* **Written problem**: Transcribe all records exactly.

>> begin Materials provided

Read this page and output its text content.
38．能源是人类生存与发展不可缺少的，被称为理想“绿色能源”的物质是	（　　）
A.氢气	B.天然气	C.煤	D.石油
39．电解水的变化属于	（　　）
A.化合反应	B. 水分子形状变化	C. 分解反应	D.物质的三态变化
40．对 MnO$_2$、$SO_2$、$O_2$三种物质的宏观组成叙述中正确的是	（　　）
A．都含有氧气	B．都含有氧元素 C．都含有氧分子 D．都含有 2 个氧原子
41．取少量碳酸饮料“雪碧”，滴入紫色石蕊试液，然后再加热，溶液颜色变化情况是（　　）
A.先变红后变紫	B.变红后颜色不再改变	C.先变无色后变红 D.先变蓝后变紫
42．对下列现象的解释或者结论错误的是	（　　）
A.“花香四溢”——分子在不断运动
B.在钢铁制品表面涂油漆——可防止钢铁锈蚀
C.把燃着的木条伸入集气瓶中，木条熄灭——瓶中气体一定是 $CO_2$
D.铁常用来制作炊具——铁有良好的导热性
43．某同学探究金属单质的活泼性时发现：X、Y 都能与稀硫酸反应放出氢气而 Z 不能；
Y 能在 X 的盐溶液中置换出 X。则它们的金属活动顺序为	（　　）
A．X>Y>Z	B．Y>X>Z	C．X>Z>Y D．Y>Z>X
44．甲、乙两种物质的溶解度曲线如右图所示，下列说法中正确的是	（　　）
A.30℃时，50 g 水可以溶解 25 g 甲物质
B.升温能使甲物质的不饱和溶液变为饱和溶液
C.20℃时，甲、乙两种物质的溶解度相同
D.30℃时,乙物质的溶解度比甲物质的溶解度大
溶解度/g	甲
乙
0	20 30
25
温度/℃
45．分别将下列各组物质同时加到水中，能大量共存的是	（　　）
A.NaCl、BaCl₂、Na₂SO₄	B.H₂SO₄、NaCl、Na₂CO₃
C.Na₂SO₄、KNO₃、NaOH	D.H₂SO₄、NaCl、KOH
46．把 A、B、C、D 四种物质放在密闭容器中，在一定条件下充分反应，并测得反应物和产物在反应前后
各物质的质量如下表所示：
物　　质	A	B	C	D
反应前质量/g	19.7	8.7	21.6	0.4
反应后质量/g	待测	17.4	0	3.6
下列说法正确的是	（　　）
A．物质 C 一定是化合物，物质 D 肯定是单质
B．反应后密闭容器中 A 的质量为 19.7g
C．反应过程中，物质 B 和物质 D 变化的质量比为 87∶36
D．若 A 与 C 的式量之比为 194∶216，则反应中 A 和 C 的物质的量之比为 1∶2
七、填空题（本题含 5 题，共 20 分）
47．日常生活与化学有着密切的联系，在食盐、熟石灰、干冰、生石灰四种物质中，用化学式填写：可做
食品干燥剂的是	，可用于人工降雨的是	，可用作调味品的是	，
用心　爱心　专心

>> end Materials provided

* **Result below**:
Read this page and output its text content.
38．能源是人类生存与发展不可缺少的，被称为理想“绿色能源”的物质是	（　　）
A.氢气	B.天然气	C.煤	D.石油
39．电解水的变化属于	（　　）
A.化合反应	B. 水分子形状变化	C. 分解反应	D.物质的三态变化
40．对 MnO$_2$、$SO_2$、$O_2$三种物质的宏观组成叙述中正确的是	（　　）
A．都含有氧气	B．都含有氧元素 C．都含有氧分子 D．都含有 2 个氧原子
41．取少量碳酸饮料“雪碧”，滴入紫色石蕊试液，然后再加热，溶液颜色变化情况是（　　）
A.先变红后变紫	B.变红后颜色不再改变	C.先变无色后变红 D.先变蓝后变紫
42．对下列现象的解释或者结论错误的是	（　　）
A.“花香四溢”——分子在不断运动
B.在钢铁制品表面涂油漆——可防止钢铁锈蚀
C.把燃着的木条伸入集气瓶中，木条熄灭——瓶中气体一定是 $CO_2$
D.铁常用来制作炊具——铁有良好的导热性
43．某同学探究金属单质的活泼性时发现：X、Y 都能与稀硫酸反应放出氢气而 Z 不能；
Y 能在 X 的盐溶液中置换出 X。则它们的金属活动顺序为	（　　）
A．X>Y>Z	B．Y>X>Z	C．X>Z>Y D．Y>Z>X
44．甲、乙两种物质的溶解度曲线如右图所示，下列说法中正确的是	（　　）
A.30℃时，50 g 水可以溶解 25 g 甲物质
B.升温能使甲物质的不饱和溶液变为饱和溶液
C.20℃时，甲、乙两种物质的溶解度相同
D.30℃时,乙物质的溶解度比甲物质的溶解度大
溶解度/g	甲
乙
0	20 30
25
温度/℃
45．分别将下列各组物质同时加到水中，能大量共存的是	（　　）
A.NaCl、BaCl₂、Na₂SO₄	B.H₂SO₄、NaCl、Na₂CO₃
C.Na₂SO₄、KNO₃、NaOH	D.H₂SO₄、NaCl、KOH
46．把 A、B、C、D 四种物质放在密闭容器中，在一定条件下充分反应，并测得反应物和产物在反应前后
各物质的质量如下表所示：
物　　质	A	B	C	D
反应前质量/g	19.7	8.7	21.6	0.4
反应后质量/g	待测	17.4	0	3.6
下列说法正确的是	（　　）
A．物质 C 一定是化合物，物质 D 肯定是单质
B．反应后密闭容器中 A 的质量为 19.7g
C．反应过程中，物质 B 和物质 D 变化的质量比为 87∶36
D．若 A 与 C 的式量之比为 194∶216，则反应中 A 和 C 的物质的量之比为 1∶2
七、填空题（本题含 5 题，共 20 分）
47．日常生活与化学有着密切的联系，在食盐、熟石灰、干冰、生石灰四种物质中，用化学式填写：可做
食品干燥剂的是	，可用于人工降雨的是	，可用作调味品的是	，
用心　爱心　专心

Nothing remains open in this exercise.